▶ What is expected
Below is a set of records; print all of them exactly as written.
## START
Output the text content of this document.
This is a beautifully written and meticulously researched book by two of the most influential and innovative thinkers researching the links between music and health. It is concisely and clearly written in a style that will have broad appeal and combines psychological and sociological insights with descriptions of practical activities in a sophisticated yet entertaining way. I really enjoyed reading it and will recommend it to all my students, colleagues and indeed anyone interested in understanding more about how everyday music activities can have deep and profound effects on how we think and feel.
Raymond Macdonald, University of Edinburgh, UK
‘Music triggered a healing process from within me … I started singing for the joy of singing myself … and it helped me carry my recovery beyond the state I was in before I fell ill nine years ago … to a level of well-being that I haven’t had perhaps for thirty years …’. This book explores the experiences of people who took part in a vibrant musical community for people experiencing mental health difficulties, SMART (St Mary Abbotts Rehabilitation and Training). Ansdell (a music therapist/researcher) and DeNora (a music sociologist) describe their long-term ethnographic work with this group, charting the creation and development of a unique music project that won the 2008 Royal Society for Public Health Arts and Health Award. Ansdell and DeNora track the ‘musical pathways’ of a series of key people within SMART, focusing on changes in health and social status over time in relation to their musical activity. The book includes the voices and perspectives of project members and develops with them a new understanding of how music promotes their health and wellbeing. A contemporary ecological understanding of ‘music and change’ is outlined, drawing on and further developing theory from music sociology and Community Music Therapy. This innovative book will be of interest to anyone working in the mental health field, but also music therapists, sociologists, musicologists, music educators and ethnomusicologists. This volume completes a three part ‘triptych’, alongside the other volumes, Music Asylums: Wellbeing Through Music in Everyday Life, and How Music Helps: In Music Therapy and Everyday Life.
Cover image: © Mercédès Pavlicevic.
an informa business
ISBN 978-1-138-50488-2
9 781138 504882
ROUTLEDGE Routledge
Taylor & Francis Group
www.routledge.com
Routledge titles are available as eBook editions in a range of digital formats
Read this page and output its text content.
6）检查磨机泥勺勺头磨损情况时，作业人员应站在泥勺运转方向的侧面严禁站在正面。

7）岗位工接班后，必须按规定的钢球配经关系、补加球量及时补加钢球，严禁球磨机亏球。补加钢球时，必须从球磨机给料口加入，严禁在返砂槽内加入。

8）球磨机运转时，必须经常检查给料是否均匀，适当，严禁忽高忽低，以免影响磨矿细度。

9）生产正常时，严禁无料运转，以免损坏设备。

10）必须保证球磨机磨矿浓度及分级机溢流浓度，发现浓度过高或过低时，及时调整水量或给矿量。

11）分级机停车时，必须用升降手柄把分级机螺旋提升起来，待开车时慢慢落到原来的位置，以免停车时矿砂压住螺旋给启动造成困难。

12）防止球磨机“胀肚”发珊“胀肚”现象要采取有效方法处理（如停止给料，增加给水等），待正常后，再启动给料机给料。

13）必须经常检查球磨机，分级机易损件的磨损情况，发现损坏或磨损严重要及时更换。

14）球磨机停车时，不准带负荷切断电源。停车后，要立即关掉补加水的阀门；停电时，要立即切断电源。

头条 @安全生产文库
## END
▶ Solution for this task
Output the text content of this document.
This is a beautifully written and meticulously researched book by two of the most influential and innovative thinkers researching the links between music and health. It is concisely and clearly written in a style that will have broad appeal and combines psychological and sociological insights with descriptions of practical activities in a sophisticated yet entertaining way. I really enjoyed reading it and will recommend it to all my students, colleagues and indeed anyone interested in understanding more about how everyday music activities can have deep and profound effects on how we think and feel.
Raymond Macdonald, University of Edinburgh, UK
‘Music triggered a healing process from within me … I started singing for the joy of singing myself … and it helped me carry my recovery beyond the state I was in before I fell ill nine years ago … to a level of well-being that I haven’t had perhaps for thirty years …’. This book explores the experiences of people who took part in a vibrant musical community for people experiencing mental health difficulties, SMART (St Mary Abbotts Rehabilitation and Training). Ansdell (a music therapist/researcher) and DeNora (a music sociologist) describe their long-term ethnographic work with this group, charting the creation and development of a unique music project that won the 2008 Royal Society for Public Health Arts and Health Award. Ansdell and DeNora track the ‘musical pathways’ of a series of key people within SMART, focusing on changes in health and social status over time in relation to their musical activity. The book includes the voices and perspectives of project members and develops with them a new understanding of how music promotes their health and wellbeing. A contemporary ecological understanding of ‘music and change’ is outlined, drawing on and further developing theory from music sociology and Community Music Therapy. This innovative book will be of interest to anyone working in the mental health field, but also music therapists, sociologists, musicologists, music educators and ethnomusicologists. This volume completes a three part ‘triptych’, alongside the other volumes, Music Asylums: Wellbeing Through Music in Everyday Life, and How Music Helps: In Music Therapy and Everyday Life.
Cover image: © Mercédès Pavlicevic.
an informa business
ISBN 978-1-138-50488-2
9 781138 504882
ROUTLEDGE Routledge
Taylor & Francis Group
www.routledge.com
Routledge titles are available as eBook editions in a range of digital formats
Read this page and output its text content.
6）检查磨机泥勺勺头磨损情况时，作业人员应站在泥勺运转方向的侧面严禁站在正面。

7）岗位工接班后，必须按规定的钢球配经关系、补加球量及时补加钢球，严禁球磨机亏球。补加钢球时，必须从球磨机给料口加入，严禁在返砂槽内加入。

8）球磨机运转时，必须经常检查给料是否均匀，适当，严禁忽高忽低，以免影响磨矿细度。

9）生产正常时，严禁无料运转，以免损坏设备。

10）必须保证球磨机磨矿浓度及分级机溢流浓度，发现浓度过高或过低时，及时调整水量或给矿量。

11）分级机停车时，必须用升降手柄把分级机螺旋提升起来，待开车时慢慢落到原来的位置，以免停车时矿砂压住螺旋给启动造成困难。

12）防止球磨机“胀肚”发珊“胀肚”现象要采取有效方法处理（如停止给料，增加给水等），待正常后，再启动给料机给料。

13）必须经常检查球磨机，分级机易损件的磨损情况，发现损坏或磨损严重要及时更换。

14）球磨机停车时，不准带负荷切断电源。停车后，要立即关掉补加水的阀门；停电时，要立即切断电源。

头条 @安全生产文库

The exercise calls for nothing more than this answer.